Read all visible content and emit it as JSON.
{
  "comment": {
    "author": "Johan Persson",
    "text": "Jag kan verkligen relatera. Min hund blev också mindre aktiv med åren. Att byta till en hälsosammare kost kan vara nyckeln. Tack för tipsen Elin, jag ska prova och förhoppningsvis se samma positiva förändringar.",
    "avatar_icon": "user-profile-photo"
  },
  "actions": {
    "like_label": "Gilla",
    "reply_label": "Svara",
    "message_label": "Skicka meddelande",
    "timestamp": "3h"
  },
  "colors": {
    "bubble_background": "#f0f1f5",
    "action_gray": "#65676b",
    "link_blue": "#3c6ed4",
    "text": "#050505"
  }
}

WHAT IS ASKED | Exactly reproduce the material above.

ANSWER IN FULL |
Read all visible content and emit it as JSON.
{
  "comment": {
    "author": "Johan Persson",
    "text": "Jag kan verkligen relatera. Min hund blev också mindre aktiv med åren. Att byta till en hälsosammare kost kan vara nyckeln. Tack för tipsen Elin, jag ska prova och förhoppningsvis se samma positiva förändringar.",
    "avatar_icon": "user-profile-photo"
  },
  "actions": {
    "like_label": "Gilla",
    "reply_label": "Svara",
    "message_label": "Skicka meddelande",
    "timestamp": "3h"
  },
  "colors": {
    "bubble_background": "#f0f1f5",
    "action_gray": "#65676b",
    "link_blue": "#3c6ed4",
    "text": "#050505"
  }
}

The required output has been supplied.